### [Supplied data]

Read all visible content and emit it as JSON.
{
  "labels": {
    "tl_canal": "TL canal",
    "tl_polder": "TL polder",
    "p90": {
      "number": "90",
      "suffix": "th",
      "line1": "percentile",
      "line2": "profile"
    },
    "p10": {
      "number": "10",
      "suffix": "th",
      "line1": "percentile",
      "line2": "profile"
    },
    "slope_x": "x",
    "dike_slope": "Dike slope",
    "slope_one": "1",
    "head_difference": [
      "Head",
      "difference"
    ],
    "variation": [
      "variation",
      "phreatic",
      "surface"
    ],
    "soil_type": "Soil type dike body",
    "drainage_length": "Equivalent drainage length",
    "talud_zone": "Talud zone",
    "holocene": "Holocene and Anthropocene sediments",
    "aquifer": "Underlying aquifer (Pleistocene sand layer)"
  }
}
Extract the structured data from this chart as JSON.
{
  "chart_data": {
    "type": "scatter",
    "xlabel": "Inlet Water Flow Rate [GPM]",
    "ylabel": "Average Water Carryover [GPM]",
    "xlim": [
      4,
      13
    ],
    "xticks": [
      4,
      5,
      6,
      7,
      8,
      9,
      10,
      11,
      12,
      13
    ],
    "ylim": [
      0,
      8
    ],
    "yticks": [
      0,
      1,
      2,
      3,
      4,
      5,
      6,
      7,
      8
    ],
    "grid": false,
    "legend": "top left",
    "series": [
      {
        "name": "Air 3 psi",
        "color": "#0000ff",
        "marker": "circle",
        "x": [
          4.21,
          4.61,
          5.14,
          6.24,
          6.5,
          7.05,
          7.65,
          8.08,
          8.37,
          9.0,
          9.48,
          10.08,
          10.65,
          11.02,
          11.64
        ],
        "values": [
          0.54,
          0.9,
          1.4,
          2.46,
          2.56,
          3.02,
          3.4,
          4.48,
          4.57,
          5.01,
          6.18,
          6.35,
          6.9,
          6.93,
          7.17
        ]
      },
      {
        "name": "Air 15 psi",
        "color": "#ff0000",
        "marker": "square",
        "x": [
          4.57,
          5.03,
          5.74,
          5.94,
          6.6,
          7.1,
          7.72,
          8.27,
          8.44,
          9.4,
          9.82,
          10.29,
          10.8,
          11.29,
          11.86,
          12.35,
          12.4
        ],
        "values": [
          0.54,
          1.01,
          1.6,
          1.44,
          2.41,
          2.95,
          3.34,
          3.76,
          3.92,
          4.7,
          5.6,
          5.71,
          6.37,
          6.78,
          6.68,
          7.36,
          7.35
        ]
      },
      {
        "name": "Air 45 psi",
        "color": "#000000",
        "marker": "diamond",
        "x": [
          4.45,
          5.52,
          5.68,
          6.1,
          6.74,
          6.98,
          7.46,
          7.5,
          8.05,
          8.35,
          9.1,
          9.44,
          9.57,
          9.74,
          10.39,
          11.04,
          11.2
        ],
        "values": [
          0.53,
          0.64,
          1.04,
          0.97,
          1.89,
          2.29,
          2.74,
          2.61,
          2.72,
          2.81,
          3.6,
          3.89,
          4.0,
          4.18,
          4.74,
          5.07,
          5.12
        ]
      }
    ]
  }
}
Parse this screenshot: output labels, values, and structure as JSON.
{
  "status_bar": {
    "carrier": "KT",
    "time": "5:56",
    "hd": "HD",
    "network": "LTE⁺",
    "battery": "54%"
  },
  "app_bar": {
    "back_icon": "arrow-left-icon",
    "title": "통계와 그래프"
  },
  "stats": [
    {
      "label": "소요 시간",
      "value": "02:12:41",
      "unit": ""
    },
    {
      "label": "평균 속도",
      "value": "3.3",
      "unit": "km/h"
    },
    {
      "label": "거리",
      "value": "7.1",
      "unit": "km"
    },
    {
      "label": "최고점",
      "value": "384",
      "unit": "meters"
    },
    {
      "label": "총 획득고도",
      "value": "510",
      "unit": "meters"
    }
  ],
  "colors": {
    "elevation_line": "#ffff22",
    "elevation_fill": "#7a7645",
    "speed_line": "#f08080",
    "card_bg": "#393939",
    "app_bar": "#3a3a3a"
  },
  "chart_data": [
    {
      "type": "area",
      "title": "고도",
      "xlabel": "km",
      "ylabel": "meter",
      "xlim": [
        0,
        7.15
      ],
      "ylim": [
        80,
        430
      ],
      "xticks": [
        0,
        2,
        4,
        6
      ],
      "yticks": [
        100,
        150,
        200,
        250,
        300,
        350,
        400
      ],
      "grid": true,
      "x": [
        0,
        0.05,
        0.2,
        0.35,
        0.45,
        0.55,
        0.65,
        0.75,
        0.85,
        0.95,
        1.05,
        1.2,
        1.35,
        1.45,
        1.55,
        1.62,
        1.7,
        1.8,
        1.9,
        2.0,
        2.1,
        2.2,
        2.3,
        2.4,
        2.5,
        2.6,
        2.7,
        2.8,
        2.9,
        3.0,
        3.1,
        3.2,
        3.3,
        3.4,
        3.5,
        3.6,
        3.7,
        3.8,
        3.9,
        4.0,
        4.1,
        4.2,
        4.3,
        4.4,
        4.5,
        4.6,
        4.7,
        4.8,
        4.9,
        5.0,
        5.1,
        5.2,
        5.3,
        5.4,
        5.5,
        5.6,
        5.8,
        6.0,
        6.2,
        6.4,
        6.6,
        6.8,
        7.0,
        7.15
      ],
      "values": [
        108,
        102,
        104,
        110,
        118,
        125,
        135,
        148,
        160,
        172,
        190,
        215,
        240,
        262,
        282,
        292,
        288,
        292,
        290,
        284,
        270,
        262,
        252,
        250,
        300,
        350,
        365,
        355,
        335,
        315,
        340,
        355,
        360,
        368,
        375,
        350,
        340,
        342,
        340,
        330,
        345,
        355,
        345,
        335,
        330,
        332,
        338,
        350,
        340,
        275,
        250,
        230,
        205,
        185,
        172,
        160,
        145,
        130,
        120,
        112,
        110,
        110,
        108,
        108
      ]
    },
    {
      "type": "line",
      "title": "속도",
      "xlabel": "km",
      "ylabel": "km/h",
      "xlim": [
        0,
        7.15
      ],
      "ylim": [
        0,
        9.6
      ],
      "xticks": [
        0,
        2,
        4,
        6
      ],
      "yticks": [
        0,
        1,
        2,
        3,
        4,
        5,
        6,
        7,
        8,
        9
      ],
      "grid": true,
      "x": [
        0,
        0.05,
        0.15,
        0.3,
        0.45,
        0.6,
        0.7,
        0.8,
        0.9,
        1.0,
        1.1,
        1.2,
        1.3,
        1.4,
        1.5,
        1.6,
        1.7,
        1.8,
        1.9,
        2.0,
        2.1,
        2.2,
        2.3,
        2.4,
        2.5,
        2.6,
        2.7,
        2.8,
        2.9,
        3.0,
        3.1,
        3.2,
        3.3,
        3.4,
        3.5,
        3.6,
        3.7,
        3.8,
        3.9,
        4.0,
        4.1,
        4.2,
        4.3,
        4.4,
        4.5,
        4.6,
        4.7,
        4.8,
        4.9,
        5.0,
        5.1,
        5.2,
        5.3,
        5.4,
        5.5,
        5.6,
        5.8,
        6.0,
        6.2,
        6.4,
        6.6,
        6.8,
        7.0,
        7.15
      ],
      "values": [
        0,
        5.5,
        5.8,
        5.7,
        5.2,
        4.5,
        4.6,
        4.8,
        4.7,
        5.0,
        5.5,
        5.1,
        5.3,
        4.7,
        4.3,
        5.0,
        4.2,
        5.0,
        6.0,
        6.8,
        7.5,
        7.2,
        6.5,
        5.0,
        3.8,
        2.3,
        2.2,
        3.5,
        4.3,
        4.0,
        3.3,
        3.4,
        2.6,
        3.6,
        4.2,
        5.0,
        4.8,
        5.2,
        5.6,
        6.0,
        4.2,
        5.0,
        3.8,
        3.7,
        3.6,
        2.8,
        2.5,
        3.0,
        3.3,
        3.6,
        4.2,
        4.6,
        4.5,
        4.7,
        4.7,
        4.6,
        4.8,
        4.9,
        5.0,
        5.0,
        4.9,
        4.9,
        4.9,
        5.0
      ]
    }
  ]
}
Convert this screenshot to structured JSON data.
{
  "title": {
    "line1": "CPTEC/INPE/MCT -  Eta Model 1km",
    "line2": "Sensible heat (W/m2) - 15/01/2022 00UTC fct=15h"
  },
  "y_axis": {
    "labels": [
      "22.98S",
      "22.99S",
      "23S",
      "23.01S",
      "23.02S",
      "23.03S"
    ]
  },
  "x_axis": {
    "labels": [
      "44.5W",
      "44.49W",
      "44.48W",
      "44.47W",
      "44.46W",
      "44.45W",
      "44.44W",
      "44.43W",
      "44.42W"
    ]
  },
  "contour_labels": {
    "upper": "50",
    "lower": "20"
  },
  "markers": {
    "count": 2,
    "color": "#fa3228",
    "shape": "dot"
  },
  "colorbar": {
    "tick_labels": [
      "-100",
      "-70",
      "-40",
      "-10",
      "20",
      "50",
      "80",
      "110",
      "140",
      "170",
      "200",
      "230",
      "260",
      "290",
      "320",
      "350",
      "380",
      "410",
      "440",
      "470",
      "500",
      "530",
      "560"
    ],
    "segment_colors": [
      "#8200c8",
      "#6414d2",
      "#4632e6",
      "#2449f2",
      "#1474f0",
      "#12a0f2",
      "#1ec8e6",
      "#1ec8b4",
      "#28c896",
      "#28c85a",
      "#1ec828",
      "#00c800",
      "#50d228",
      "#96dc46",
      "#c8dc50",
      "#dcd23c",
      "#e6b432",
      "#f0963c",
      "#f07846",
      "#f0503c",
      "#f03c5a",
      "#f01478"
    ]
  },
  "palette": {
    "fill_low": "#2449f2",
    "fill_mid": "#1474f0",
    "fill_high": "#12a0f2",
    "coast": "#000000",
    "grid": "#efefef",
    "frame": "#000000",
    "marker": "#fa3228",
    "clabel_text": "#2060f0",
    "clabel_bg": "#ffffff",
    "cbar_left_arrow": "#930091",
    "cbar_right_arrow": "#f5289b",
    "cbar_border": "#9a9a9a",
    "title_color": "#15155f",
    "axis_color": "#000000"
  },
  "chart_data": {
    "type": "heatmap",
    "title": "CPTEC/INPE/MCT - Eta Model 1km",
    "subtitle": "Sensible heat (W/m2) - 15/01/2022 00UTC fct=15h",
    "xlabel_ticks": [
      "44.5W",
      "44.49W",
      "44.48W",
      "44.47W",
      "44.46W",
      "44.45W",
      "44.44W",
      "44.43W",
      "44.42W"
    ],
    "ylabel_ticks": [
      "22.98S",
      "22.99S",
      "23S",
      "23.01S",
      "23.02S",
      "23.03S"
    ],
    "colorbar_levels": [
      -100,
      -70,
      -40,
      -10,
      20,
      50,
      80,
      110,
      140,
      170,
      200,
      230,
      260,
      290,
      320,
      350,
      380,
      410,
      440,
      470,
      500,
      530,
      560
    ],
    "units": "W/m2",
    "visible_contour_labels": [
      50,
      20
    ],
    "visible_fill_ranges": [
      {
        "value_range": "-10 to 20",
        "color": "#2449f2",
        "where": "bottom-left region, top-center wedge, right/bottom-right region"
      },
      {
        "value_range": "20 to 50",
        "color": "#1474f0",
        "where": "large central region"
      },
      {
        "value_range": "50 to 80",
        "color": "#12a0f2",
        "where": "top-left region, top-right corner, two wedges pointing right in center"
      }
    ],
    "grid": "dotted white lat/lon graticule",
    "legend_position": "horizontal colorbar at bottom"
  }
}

### [What you will do]
List each line in the listing that contains the string "INPE".

### [The reply]
    "line1": "CPTEC/INPE/MCT -  Eta Model 1km",
    "title": "CPTEC/INPE/MCT - Eta Model 1km",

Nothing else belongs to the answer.